#### GIVEN RECORDS
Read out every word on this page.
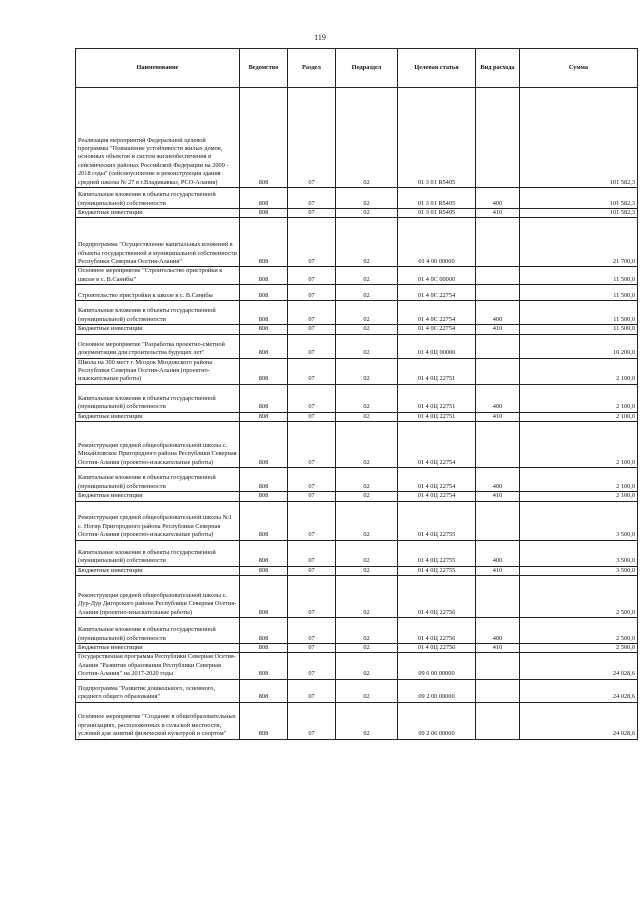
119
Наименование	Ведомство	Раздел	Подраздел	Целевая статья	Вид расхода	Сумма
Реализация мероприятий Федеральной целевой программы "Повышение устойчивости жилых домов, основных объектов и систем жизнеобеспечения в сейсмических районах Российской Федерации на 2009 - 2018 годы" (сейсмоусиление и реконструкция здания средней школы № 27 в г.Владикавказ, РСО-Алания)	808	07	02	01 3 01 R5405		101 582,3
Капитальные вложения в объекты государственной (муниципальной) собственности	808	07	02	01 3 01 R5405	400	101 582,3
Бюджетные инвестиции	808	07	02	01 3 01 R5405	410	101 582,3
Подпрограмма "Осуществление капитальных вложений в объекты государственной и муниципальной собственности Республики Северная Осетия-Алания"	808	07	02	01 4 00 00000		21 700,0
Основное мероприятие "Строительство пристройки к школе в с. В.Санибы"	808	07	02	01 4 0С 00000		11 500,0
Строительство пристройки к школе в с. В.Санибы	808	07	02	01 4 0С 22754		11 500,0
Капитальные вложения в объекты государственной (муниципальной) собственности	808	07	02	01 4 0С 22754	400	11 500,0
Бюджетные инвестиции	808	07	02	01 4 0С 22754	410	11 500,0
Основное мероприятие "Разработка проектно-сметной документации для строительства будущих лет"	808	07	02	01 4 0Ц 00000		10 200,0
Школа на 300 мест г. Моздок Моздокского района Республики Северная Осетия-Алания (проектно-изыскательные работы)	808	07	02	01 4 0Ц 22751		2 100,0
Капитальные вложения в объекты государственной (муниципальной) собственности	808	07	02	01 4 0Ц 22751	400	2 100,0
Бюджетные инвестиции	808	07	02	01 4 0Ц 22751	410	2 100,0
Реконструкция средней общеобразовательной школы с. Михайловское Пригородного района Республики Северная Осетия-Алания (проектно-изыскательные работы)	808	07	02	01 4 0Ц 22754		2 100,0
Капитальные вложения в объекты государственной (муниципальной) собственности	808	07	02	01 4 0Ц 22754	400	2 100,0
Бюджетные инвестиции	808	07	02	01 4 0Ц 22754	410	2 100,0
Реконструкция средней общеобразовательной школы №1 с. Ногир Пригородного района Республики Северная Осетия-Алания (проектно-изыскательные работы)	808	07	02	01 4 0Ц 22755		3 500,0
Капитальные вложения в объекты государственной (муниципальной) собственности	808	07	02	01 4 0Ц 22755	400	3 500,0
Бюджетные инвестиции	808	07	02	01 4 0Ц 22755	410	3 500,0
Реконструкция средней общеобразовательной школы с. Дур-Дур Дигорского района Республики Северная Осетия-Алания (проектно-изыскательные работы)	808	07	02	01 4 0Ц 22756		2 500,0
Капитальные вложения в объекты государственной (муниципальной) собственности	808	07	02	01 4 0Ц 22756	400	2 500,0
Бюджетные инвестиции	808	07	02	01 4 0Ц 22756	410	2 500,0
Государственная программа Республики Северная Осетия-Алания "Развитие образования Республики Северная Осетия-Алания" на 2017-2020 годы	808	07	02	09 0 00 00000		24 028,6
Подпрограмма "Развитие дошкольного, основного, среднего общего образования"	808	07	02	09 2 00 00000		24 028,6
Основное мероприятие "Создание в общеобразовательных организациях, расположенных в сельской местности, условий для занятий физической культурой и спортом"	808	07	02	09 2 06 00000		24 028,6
########
#### GIVEN RECORDS
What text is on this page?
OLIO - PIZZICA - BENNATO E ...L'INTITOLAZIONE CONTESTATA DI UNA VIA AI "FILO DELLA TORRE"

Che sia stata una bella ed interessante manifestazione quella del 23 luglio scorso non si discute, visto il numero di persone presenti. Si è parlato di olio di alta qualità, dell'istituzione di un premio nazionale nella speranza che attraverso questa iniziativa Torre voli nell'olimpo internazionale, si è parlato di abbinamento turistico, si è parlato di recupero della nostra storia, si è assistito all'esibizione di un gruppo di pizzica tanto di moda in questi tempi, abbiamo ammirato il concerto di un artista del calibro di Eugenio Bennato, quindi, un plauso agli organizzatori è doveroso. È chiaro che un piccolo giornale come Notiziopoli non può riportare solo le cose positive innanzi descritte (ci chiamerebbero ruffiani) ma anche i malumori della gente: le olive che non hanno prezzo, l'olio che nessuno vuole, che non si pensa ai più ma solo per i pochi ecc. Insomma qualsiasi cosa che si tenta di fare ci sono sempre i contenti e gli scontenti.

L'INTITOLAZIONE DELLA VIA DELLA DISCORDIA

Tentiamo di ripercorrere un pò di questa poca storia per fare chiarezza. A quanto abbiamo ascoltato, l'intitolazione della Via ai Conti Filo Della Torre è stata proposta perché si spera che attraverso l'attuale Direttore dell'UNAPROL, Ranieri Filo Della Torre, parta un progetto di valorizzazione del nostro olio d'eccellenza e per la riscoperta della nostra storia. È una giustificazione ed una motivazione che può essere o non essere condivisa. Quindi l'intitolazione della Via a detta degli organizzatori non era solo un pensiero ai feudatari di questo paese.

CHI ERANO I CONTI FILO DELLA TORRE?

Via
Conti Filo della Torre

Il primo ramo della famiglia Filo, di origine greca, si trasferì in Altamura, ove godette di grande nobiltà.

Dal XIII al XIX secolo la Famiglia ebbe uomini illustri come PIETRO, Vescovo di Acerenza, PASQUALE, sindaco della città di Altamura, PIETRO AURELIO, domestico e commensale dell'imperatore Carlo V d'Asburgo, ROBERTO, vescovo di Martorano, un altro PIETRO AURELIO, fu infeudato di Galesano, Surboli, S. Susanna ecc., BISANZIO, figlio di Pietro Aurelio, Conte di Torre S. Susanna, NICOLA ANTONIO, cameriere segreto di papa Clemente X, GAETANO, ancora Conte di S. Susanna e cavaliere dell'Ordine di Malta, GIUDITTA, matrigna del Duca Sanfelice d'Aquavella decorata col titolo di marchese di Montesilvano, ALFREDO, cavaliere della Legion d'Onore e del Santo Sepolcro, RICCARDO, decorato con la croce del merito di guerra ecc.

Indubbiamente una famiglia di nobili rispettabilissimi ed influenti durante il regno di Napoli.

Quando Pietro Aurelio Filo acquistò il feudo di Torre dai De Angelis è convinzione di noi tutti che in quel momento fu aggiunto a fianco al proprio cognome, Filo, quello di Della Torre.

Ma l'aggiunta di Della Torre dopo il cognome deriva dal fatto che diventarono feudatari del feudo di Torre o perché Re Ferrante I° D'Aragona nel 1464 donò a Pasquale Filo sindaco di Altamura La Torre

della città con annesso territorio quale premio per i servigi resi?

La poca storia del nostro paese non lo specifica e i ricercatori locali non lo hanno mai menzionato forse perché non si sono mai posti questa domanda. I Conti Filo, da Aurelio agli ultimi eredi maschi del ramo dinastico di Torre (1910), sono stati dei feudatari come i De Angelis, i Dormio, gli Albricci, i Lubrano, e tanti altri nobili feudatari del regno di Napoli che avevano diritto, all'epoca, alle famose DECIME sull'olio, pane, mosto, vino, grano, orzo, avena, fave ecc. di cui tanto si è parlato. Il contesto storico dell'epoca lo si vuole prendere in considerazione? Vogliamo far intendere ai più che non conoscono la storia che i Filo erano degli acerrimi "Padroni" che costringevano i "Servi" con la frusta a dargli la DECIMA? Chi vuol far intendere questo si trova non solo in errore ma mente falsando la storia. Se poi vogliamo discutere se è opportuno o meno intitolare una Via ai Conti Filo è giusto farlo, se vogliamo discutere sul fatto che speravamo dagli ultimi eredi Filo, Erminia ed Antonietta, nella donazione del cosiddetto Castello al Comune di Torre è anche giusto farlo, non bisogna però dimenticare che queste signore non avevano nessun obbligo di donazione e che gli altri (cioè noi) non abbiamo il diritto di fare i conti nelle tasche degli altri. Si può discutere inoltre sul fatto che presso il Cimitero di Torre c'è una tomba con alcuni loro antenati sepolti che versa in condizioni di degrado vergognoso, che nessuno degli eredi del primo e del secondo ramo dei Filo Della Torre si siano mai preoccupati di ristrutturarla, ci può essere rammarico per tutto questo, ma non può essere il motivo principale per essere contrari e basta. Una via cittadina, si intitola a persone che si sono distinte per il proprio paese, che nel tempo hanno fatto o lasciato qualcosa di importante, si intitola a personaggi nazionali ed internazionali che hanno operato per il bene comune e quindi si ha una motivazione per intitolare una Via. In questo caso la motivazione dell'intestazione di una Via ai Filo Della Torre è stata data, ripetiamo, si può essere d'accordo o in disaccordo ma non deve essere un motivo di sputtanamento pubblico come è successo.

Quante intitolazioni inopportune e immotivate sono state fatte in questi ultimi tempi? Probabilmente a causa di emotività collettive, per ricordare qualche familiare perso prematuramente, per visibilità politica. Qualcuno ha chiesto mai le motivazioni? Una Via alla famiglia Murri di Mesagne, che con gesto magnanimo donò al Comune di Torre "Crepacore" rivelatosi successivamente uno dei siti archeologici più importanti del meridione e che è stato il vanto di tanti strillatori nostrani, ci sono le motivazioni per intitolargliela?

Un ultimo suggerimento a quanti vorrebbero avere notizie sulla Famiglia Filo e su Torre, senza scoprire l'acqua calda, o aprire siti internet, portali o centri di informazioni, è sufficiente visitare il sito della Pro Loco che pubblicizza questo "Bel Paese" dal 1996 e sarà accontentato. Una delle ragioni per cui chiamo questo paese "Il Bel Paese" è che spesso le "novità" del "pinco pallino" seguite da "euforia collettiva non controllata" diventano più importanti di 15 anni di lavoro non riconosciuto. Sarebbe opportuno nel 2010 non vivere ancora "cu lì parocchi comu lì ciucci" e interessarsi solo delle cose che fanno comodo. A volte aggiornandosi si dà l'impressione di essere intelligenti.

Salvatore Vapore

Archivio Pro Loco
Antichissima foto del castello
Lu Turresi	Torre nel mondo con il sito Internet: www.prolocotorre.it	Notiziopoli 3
########
#### GIVEN RECORDS
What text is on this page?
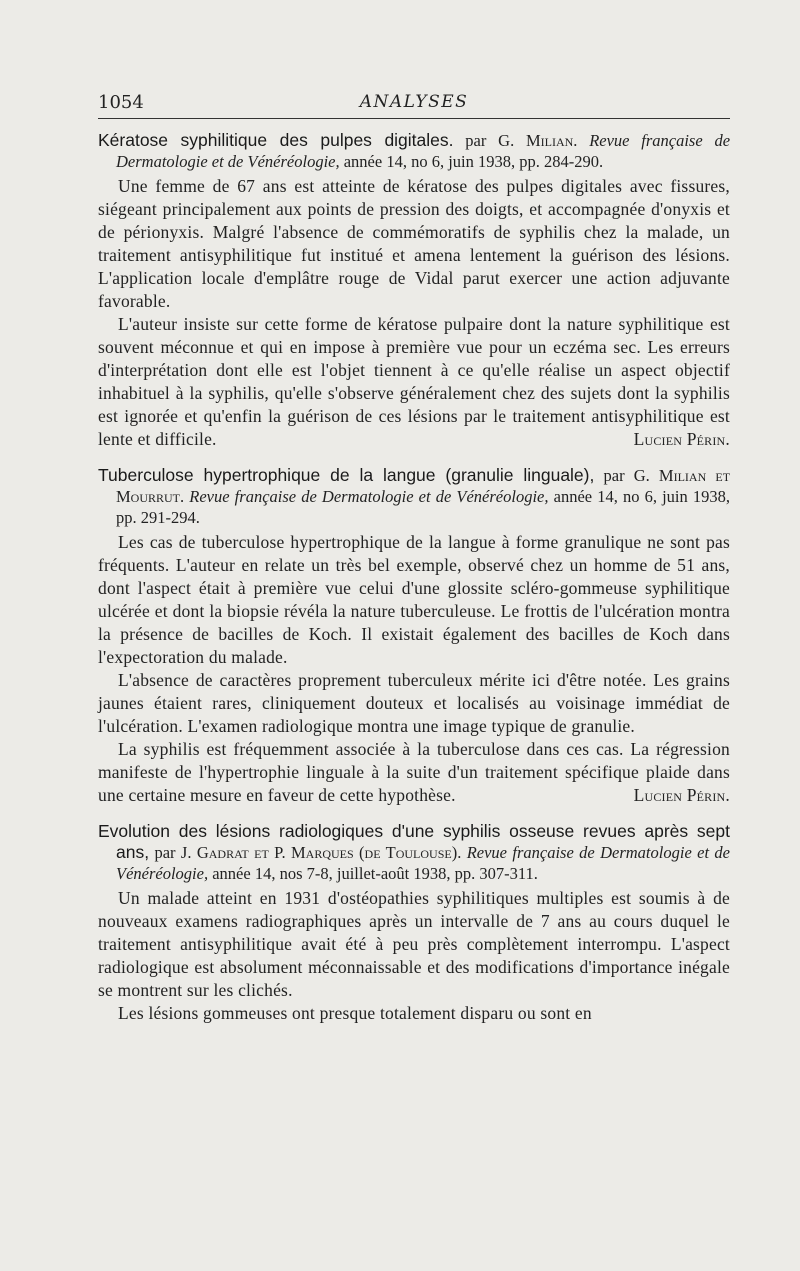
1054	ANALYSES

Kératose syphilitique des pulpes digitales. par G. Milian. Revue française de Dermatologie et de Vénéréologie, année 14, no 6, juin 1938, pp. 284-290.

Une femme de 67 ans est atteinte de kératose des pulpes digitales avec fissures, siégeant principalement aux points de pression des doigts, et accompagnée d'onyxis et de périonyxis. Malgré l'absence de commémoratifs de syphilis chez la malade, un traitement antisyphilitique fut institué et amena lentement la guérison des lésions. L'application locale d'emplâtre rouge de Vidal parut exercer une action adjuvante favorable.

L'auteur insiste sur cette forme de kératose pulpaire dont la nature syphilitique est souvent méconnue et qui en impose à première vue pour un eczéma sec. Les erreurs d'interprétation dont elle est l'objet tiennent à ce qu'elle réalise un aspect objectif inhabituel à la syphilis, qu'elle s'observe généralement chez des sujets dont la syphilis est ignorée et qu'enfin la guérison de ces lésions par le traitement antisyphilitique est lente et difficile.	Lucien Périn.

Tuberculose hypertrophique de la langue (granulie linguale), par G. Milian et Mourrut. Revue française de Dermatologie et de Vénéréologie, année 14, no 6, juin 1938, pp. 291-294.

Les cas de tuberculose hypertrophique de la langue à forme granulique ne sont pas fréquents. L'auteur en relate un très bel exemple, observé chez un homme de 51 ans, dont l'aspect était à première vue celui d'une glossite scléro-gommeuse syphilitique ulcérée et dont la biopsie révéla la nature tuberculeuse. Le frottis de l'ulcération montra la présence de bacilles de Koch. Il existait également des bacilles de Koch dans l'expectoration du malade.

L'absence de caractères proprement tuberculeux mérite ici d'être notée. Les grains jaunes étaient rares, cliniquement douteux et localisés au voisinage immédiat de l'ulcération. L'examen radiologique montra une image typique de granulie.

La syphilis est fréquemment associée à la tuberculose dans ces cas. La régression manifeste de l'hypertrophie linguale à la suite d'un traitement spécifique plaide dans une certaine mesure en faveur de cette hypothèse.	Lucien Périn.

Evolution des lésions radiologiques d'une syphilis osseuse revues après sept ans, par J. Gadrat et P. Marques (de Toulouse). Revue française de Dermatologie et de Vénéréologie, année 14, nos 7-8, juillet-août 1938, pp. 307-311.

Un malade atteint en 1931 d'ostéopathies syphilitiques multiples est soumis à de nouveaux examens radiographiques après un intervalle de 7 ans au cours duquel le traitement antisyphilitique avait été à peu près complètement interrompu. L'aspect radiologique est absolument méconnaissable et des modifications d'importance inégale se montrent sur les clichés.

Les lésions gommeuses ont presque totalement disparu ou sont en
########
REQUEST =
Pick out each line in the material containing "образования".

THE COMPLETED TASK =
Государственная программа Республики Северная Осетия-Алания "Развитие образования Республики Северная Осетия-Алания" на 2017-2020 годы	808	07	02	09 0 00 00000		24 028,6
Подпрограмма "Развитие дошкольного, основного, среднего общего образования"	808	07	02	09 2 00 00000		24 028,6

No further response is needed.